Work required:
Using the data beneath, show every line that includes the word "name".

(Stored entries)
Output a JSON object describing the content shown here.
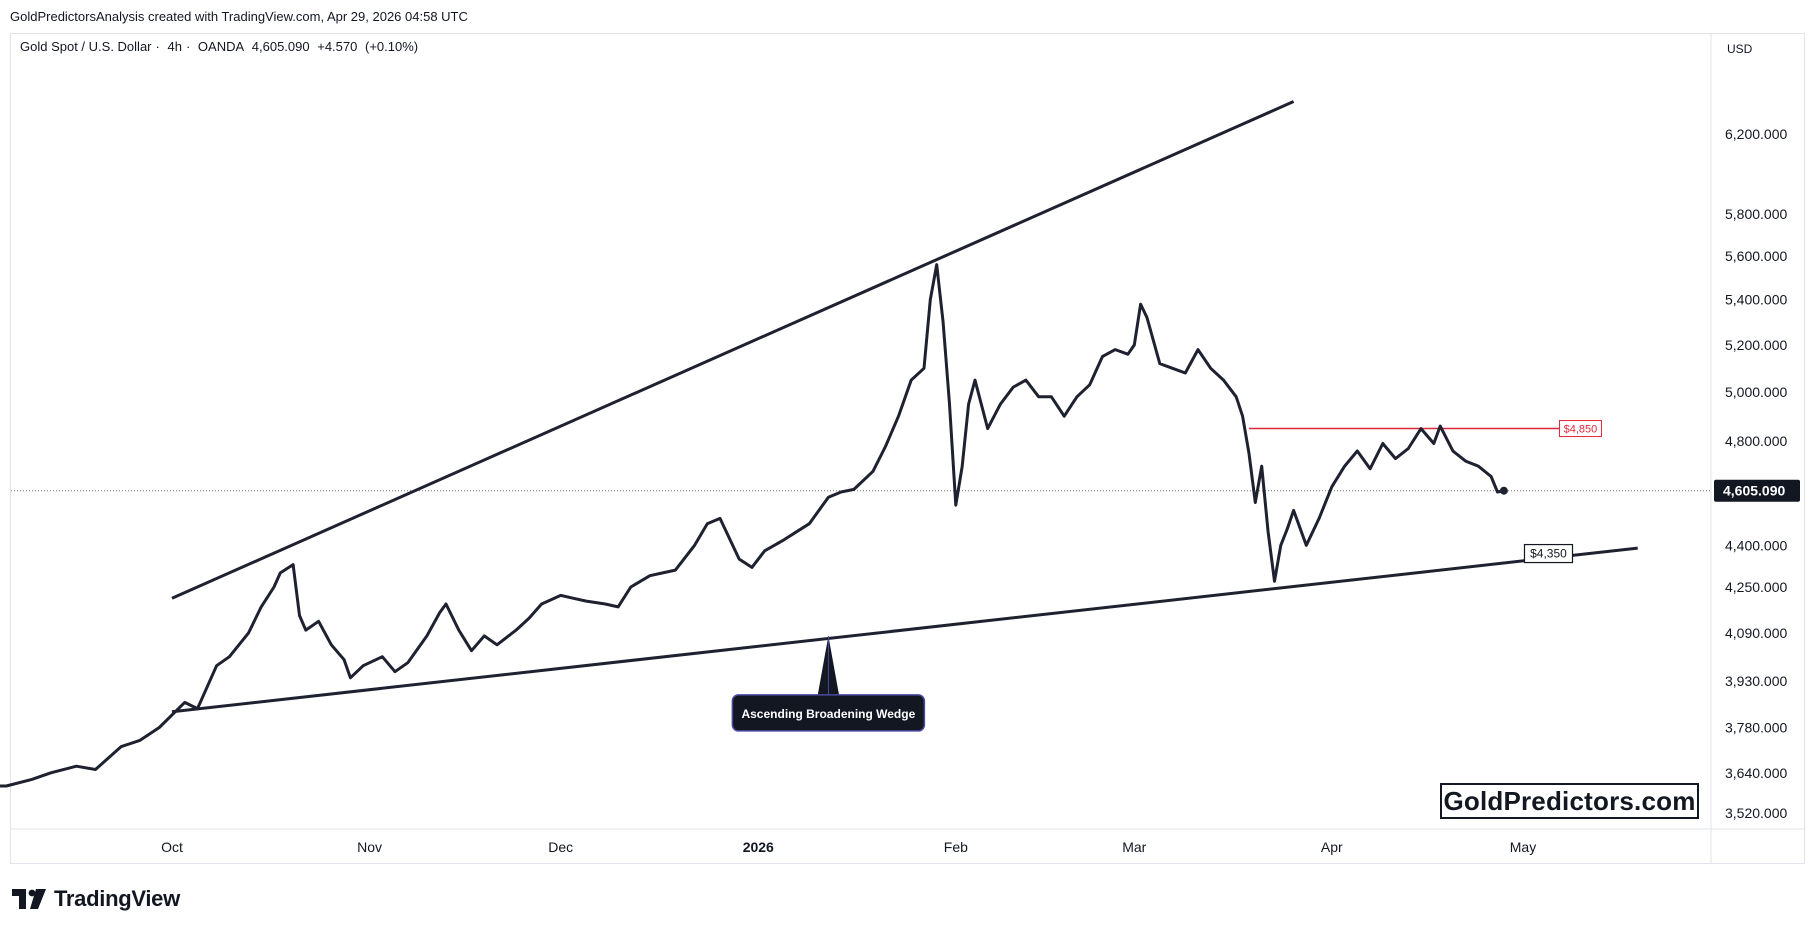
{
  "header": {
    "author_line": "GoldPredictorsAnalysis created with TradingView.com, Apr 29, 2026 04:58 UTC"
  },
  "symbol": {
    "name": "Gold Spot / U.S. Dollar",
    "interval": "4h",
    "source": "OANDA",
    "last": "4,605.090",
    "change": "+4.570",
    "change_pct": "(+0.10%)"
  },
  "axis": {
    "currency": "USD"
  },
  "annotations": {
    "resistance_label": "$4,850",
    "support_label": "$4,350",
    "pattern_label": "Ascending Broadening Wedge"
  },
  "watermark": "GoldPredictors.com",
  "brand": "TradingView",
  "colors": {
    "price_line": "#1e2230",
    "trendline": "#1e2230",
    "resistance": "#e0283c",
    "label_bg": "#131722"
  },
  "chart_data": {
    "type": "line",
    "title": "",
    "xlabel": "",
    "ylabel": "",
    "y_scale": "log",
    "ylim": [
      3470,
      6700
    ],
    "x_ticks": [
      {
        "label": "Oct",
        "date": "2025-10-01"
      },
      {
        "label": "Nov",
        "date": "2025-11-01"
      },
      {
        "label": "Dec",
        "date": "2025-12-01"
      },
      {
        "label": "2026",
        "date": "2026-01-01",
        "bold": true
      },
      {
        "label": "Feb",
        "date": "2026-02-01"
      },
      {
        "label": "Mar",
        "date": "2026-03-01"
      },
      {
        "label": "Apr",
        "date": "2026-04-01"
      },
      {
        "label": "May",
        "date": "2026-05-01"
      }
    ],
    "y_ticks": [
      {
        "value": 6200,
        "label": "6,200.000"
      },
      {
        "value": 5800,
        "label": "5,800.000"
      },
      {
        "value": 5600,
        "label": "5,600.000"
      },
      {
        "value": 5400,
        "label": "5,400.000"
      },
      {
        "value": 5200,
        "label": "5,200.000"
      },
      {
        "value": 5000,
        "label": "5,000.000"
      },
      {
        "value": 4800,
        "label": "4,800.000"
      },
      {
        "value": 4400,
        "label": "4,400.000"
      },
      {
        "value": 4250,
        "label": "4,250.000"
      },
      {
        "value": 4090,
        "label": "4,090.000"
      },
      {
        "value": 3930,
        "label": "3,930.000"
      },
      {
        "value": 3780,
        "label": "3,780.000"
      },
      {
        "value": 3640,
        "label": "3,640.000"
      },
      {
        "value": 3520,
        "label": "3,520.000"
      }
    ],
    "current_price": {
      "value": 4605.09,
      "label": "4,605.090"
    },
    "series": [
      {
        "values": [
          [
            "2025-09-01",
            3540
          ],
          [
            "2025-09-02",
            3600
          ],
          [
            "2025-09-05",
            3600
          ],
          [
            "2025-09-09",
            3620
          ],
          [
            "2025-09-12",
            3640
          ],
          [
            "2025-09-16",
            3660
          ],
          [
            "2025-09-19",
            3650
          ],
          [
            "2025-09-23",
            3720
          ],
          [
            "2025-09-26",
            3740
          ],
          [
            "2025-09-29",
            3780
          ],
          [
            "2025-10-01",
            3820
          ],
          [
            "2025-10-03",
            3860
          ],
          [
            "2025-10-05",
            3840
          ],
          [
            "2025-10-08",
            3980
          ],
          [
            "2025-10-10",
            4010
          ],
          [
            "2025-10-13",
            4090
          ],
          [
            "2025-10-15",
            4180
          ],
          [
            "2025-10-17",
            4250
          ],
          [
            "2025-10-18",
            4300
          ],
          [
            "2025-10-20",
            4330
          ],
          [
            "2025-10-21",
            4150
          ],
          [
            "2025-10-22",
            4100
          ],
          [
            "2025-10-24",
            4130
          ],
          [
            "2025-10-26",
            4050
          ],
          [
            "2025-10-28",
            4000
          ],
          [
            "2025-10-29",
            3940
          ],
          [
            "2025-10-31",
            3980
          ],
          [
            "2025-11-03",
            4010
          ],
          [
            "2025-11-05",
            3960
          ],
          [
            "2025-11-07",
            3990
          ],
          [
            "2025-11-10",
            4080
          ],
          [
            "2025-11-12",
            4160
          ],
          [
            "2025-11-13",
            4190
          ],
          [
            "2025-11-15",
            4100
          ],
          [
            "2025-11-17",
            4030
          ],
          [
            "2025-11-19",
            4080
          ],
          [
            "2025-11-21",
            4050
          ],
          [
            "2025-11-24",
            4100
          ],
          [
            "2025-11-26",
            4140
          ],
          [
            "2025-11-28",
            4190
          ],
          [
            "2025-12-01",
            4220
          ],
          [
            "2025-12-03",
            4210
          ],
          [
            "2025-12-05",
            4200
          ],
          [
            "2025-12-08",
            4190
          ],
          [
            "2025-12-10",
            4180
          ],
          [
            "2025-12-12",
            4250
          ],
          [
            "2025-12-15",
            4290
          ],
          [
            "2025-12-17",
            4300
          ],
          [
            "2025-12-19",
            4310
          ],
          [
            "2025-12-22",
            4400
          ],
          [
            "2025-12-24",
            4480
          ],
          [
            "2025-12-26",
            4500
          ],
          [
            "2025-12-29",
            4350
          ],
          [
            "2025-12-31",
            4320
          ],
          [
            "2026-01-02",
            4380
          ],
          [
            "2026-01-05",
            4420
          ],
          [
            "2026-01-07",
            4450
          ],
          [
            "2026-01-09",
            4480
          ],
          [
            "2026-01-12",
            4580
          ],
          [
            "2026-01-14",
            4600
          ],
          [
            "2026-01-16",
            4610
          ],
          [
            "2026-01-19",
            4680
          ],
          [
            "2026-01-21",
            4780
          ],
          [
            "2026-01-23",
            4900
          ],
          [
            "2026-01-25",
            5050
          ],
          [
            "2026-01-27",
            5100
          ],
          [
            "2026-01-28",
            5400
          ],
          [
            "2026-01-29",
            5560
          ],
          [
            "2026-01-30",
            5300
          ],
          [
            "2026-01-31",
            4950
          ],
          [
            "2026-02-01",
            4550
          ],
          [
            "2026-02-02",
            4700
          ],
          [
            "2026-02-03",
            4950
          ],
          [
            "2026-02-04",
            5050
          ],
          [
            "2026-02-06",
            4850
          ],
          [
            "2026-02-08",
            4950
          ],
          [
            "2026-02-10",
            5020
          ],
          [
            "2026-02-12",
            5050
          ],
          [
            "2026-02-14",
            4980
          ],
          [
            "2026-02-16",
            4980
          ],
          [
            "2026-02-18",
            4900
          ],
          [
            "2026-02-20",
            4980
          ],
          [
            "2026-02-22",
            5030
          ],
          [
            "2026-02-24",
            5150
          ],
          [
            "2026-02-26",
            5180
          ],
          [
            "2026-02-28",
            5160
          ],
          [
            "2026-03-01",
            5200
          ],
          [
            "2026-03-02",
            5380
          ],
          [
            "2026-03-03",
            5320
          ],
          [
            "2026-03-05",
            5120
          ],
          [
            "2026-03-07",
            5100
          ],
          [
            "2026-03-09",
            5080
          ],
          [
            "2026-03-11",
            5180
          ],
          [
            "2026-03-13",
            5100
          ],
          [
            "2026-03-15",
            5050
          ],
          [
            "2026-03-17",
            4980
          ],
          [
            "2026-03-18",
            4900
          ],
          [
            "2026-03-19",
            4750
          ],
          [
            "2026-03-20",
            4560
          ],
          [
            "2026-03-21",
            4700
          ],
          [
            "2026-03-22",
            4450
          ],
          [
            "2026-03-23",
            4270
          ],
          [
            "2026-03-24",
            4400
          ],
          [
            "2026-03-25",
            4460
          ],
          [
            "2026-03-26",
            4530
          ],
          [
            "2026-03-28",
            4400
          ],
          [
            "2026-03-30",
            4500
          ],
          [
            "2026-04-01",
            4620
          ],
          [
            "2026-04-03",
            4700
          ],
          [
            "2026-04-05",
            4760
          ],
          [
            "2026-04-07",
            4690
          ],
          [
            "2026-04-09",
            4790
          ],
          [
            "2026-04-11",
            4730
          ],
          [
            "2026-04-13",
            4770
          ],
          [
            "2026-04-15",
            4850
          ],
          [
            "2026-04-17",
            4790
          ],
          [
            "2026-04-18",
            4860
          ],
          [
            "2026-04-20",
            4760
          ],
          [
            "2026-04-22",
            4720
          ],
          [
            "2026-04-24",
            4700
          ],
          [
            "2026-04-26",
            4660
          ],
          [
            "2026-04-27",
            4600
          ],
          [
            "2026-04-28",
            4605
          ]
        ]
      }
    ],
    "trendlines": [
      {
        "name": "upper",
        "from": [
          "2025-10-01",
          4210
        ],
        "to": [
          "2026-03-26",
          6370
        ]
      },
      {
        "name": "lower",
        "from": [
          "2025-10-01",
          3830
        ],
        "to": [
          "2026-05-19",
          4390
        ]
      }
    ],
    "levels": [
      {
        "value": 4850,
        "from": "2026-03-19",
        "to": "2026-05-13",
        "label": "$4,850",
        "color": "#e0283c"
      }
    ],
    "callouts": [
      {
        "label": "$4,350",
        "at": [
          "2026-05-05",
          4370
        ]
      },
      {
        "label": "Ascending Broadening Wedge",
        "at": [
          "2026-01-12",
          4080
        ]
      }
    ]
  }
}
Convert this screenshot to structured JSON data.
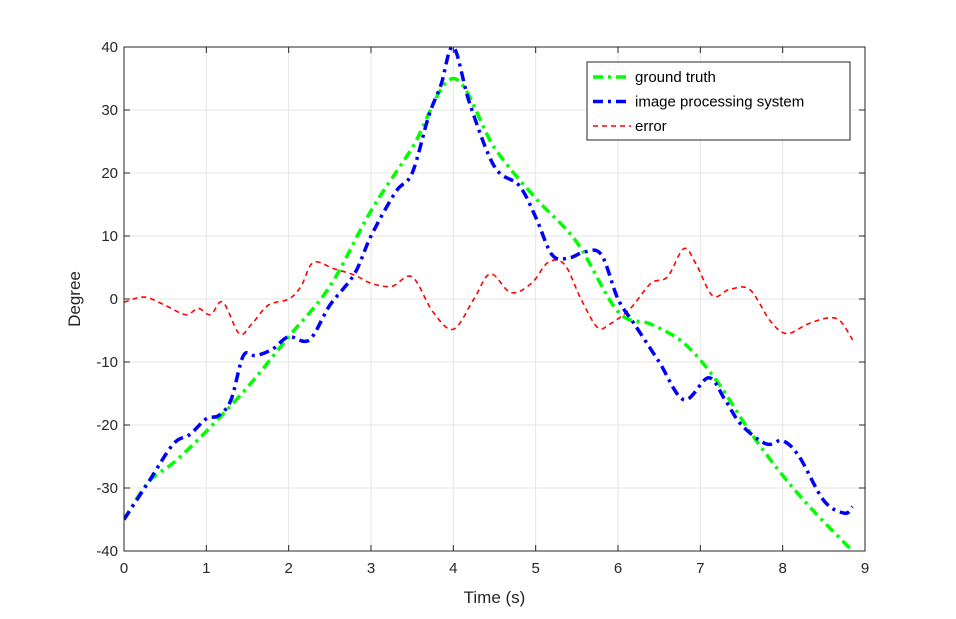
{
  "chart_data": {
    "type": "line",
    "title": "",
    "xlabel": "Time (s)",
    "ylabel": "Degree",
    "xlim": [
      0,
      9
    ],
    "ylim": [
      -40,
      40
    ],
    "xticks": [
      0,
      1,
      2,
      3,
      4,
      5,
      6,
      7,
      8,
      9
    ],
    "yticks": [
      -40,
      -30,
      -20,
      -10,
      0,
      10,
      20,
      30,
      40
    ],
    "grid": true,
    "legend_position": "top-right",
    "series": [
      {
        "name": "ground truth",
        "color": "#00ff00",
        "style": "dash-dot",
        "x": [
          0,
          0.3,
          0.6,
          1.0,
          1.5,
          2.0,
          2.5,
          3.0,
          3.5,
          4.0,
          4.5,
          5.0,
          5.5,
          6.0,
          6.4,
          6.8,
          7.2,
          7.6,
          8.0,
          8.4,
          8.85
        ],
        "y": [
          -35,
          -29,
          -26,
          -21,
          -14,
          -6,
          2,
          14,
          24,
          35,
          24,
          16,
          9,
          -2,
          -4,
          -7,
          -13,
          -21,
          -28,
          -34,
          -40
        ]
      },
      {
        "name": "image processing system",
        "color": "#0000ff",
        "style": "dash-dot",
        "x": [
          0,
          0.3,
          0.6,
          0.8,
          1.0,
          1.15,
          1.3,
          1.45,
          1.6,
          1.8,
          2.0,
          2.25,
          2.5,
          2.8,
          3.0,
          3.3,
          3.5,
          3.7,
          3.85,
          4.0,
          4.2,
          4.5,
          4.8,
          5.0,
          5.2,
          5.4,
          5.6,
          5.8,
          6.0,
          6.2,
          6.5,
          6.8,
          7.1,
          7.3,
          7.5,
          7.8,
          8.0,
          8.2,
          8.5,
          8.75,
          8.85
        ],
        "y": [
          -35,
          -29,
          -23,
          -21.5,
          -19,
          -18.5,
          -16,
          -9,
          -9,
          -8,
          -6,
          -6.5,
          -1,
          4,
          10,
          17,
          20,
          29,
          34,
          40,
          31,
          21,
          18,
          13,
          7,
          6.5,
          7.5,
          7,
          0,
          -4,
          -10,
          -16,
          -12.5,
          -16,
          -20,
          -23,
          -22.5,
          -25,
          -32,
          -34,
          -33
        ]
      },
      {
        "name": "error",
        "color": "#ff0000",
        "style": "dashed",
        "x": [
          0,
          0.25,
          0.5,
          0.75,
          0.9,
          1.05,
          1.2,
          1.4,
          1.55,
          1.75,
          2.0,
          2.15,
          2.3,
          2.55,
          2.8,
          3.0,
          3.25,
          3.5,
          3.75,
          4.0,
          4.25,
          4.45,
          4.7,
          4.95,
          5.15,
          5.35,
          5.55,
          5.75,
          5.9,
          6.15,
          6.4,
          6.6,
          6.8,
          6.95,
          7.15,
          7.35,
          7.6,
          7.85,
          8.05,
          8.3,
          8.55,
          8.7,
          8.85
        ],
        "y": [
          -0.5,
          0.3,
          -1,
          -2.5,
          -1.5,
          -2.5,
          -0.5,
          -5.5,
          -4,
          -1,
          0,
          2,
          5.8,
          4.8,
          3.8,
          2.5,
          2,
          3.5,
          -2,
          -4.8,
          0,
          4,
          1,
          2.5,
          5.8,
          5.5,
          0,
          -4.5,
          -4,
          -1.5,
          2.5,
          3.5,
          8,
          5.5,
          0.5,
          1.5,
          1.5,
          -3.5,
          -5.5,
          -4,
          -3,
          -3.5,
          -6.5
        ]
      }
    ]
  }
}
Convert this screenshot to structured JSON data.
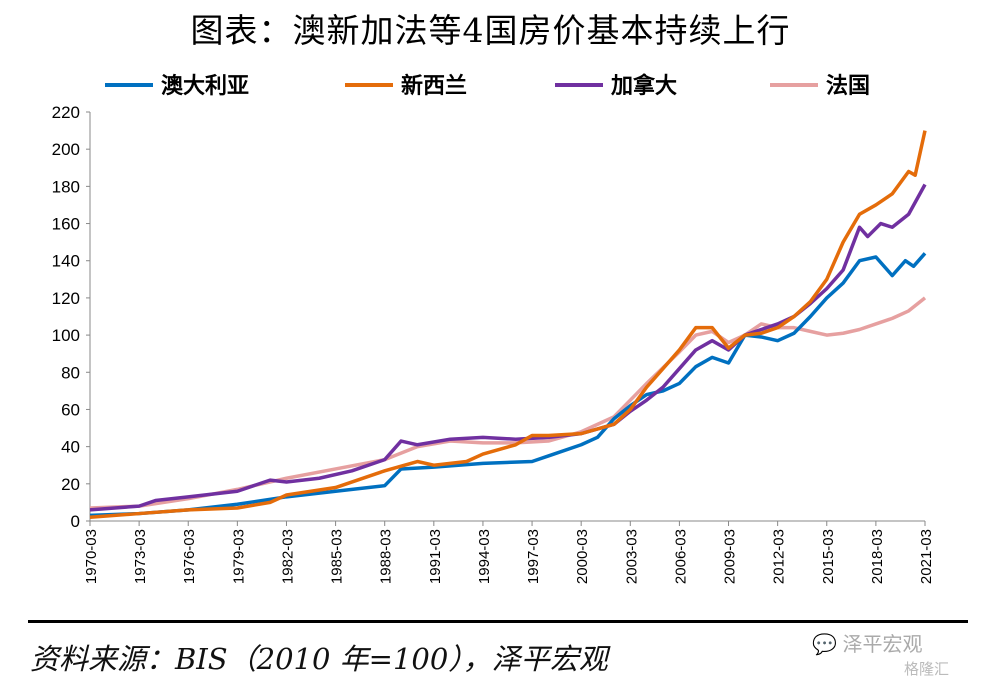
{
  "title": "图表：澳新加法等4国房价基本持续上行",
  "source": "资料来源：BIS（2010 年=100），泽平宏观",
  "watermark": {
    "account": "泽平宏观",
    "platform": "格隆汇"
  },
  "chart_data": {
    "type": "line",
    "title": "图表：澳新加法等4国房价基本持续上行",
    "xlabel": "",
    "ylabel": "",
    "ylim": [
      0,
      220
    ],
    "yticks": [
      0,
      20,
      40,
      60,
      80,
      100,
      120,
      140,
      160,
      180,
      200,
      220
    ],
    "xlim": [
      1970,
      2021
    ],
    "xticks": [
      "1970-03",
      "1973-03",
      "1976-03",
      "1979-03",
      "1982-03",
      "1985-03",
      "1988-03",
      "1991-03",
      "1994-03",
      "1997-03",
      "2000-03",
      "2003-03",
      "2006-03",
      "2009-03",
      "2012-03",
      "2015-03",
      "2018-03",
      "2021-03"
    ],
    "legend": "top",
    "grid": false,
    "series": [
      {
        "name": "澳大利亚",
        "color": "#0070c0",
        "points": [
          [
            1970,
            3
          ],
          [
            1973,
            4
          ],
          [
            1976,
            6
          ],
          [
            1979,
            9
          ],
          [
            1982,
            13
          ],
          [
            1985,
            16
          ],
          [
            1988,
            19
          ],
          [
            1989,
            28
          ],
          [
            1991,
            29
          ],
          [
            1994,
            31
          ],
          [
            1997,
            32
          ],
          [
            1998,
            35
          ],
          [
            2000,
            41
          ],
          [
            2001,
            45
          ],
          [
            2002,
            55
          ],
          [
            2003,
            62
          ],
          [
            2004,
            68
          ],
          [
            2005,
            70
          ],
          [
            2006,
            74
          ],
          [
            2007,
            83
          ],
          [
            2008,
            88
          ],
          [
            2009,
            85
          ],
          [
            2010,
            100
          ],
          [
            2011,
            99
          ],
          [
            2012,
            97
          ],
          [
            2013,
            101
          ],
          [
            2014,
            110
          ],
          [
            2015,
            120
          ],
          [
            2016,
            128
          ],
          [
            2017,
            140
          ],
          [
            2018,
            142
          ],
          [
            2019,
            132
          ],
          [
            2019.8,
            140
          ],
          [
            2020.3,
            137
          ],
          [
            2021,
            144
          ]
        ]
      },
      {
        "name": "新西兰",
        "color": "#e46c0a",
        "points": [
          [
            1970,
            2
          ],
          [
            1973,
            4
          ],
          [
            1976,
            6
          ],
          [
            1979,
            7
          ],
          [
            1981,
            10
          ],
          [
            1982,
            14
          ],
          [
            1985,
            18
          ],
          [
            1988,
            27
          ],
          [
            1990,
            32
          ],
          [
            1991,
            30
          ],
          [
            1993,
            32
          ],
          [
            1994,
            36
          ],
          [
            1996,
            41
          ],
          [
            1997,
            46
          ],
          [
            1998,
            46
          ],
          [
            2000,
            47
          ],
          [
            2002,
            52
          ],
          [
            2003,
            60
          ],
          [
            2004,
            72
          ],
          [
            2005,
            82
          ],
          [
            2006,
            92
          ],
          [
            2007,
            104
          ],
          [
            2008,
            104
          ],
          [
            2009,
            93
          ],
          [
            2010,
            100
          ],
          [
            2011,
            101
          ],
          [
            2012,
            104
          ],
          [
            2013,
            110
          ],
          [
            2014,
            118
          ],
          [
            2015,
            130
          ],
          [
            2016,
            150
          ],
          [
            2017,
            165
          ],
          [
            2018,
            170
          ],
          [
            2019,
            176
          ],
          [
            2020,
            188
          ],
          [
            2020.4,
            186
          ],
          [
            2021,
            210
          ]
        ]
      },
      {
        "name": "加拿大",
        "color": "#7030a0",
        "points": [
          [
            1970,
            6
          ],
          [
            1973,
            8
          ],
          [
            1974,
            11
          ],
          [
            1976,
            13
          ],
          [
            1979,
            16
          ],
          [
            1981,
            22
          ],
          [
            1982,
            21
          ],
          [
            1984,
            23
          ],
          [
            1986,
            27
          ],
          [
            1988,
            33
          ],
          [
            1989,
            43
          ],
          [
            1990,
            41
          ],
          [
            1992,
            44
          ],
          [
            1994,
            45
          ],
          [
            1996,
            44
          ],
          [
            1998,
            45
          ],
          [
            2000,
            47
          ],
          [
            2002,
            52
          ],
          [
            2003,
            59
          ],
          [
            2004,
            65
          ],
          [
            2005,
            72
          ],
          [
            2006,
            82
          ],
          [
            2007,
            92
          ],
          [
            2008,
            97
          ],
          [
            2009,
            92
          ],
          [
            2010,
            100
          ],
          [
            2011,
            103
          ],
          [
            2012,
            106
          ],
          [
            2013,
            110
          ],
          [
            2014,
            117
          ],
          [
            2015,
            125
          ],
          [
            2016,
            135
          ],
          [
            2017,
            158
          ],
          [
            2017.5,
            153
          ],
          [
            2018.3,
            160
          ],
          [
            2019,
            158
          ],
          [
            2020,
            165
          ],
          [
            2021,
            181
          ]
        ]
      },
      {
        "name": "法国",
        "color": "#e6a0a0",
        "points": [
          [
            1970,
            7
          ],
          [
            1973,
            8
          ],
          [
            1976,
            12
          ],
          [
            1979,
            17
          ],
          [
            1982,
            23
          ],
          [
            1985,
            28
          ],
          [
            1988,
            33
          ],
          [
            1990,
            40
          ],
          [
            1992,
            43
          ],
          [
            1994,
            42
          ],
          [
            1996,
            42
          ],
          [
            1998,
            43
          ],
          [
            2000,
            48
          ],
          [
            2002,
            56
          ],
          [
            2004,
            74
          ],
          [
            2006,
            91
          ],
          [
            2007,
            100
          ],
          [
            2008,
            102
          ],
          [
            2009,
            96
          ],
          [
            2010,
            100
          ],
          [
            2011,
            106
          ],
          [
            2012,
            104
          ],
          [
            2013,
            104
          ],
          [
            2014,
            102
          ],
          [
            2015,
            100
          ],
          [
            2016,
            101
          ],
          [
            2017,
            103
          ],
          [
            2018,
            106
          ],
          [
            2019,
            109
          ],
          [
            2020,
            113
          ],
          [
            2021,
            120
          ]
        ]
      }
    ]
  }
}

Exercise response:
    "name": "Gold Spot / U.S. Dollar",
        "name": "upper",
        "name": "lower",
        "name": "ground truth",
        "name": "image processing system",
        "name": "error",
        "name": "澳大利亚",
        "name": "新西兰",
        "name": "加拿大",
        "name": "法国",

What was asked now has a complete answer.